Report only the number of lines in the records that contain the word "aumentar".

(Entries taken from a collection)

------------------------------------------------

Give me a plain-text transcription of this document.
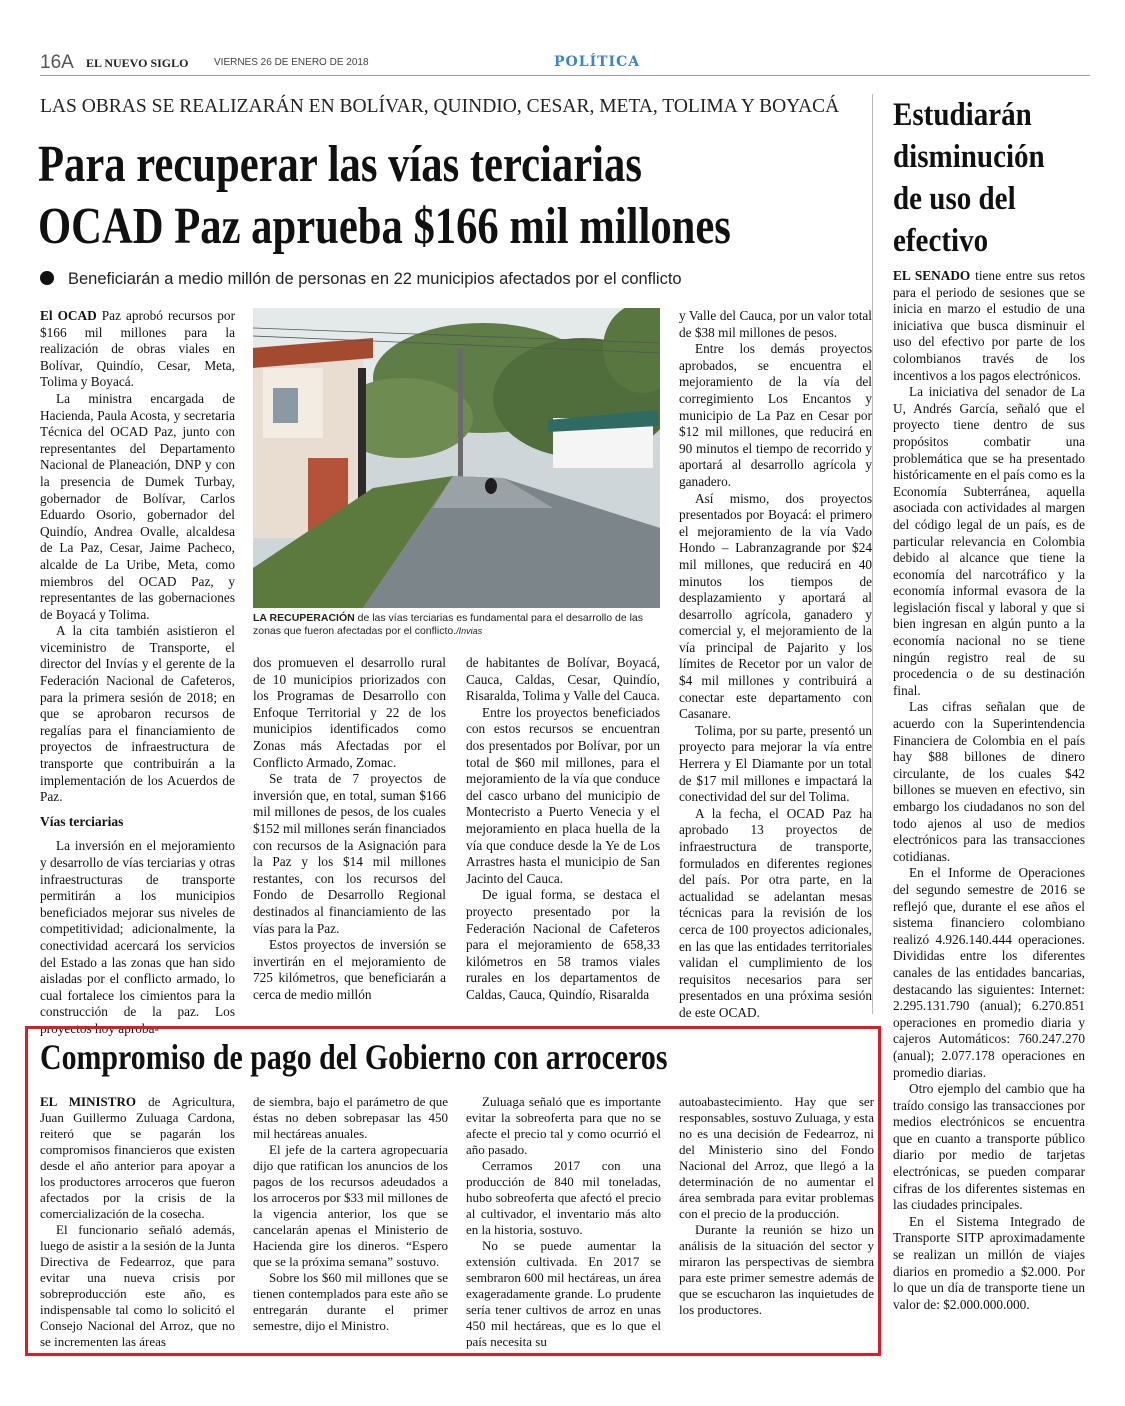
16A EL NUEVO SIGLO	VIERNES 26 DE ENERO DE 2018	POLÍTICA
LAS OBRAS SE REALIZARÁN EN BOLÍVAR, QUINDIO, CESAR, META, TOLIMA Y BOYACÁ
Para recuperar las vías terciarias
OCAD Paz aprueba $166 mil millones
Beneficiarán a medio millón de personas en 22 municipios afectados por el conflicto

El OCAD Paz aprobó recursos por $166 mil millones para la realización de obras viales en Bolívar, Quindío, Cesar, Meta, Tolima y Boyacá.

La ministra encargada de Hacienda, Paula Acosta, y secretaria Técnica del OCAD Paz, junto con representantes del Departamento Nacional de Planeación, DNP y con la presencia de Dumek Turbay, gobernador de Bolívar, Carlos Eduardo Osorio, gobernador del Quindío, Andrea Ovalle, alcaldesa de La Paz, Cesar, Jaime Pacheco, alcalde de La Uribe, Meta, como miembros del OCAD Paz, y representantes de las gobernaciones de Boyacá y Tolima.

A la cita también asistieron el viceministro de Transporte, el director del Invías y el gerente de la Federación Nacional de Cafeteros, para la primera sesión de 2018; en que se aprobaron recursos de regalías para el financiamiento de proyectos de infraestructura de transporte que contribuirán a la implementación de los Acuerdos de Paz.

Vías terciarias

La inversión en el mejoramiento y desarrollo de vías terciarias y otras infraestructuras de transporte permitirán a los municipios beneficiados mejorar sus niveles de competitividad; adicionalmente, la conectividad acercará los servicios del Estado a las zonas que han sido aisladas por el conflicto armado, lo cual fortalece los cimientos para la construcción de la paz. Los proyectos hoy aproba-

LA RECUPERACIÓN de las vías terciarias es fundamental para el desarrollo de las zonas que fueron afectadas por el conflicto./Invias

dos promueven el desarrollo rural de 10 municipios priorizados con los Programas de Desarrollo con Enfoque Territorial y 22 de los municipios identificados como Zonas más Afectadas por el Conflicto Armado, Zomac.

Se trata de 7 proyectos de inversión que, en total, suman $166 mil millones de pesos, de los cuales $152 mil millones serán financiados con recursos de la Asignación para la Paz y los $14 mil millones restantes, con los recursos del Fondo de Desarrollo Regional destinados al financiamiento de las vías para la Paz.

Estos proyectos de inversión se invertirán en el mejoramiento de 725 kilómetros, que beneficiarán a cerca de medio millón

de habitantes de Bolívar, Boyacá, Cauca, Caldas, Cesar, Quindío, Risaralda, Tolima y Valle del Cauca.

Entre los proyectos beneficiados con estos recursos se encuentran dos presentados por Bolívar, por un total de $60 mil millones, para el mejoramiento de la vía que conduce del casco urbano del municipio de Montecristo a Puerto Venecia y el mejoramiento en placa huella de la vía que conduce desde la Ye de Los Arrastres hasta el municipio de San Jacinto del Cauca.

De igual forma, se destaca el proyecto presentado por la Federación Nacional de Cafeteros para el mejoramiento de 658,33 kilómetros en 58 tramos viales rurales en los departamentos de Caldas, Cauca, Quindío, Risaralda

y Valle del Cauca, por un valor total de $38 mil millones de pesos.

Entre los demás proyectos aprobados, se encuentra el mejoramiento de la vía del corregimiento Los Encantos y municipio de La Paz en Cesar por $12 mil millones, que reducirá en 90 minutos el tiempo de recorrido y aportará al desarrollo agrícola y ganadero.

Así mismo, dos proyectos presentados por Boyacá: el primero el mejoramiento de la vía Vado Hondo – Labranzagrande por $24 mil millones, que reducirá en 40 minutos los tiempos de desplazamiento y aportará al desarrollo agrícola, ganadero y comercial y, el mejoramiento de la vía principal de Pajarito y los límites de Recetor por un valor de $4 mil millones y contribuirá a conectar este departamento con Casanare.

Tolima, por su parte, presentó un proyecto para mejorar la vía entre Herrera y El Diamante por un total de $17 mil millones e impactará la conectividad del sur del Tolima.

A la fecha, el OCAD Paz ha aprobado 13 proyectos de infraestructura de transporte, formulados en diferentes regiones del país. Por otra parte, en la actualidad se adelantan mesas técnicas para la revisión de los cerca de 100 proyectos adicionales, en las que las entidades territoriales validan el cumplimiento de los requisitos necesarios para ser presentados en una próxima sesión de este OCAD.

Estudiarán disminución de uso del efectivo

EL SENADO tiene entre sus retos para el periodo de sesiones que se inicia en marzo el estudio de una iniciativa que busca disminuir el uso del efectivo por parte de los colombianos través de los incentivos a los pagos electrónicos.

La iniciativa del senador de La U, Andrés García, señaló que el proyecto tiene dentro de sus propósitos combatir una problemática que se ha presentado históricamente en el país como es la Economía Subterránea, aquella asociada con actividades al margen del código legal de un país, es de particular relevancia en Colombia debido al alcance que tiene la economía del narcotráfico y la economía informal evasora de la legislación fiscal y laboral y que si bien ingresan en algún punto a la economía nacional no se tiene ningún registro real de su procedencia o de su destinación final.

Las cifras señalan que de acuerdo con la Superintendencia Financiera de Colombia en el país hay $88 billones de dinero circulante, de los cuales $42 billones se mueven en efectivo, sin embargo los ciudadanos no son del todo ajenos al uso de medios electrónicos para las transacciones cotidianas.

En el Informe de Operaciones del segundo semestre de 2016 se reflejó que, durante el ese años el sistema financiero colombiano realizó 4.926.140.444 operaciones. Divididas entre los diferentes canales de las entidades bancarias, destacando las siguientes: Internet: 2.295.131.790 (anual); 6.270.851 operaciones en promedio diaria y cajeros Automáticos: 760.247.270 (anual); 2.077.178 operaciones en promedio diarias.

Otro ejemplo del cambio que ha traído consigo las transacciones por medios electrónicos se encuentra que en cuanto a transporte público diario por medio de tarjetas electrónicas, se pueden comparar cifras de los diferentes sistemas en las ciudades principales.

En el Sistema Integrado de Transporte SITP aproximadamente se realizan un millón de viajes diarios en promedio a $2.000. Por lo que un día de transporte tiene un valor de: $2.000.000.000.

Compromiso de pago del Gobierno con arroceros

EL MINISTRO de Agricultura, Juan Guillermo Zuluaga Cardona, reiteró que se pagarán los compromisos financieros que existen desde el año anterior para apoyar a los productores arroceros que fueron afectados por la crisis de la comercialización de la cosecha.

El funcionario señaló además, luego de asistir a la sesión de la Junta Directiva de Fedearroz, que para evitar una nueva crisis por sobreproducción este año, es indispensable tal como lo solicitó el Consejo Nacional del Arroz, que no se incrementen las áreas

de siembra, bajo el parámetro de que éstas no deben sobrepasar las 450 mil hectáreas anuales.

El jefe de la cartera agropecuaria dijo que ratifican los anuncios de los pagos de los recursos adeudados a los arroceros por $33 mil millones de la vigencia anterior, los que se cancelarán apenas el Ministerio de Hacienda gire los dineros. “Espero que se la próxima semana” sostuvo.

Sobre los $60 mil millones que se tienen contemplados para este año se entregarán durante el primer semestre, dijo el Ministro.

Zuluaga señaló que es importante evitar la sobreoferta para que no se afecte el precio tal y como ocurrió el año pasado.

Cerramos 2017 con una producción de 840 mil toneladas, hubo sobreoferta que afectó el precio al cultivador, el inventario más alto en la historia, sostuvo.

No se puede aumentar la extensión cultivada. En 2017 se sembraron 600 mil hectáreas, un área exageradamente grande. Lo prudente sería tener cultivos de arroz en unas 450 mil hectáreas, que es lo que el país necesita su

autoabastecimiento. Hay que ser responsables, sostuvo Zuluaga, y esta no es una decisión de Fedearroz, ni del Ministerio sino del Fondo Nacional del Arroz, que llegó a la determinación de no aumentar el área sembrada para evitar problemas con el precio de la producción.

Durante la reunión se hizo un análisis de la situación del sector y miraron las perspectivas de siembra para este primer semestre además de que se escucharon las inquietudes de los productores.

------------------------------------------------

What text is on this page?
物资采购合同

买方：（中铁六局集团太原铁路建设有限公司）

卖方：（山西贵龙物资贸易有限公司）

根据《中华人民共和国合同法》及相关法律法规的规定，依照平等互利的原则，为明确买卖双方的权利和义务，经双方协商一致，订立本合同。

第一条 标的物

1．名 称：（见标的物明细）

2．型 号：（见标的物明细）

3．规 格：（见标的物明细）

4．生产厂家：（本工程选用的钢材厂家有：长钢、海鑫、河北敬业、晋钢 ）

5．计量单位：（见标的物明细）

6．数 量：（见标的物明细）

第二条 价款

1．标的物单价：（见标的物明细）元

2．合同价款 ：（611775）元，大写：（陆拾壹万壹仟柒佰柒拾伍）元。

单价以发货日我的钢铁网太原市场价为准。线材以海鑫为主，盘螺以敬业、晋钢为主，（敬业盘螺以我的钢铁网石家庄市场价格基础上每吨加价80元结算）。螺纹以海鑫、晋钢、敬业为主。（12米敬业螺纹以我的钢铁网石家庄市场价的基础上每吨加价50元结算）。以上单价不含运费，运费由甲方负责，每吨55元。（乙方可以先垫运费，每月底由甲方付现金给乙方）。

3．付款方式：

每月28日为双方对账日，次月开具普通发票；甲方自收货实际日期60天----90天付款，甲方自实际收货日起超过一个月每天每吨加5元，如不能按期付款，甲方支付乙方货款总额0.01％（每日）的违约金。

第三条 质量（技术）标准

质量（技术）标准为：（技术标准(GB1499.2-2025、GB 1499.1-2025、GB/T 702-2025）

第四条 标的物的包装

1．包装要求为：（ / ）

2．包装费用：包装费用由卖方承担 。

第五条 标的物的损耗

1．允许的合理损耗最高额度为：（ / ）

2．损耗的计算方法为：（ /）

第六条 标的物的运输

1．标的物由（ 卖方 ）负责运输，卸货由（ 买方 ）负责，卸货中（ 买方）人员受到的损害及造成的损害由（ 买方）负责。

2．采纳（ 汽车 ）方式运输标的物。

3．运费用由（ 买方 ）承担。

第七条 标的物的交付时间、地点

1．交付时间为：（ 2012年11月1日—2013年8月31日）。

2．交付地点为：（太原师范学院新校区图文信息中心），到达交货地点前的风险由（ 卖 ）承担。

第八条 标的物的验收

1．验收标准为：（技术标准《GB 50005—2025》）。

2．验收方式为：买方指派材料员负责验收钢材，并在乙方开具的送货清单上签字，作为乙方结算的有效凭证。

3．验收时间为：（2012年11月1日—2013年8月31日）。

------------------------------------------------

ANSWER IN FULL: 2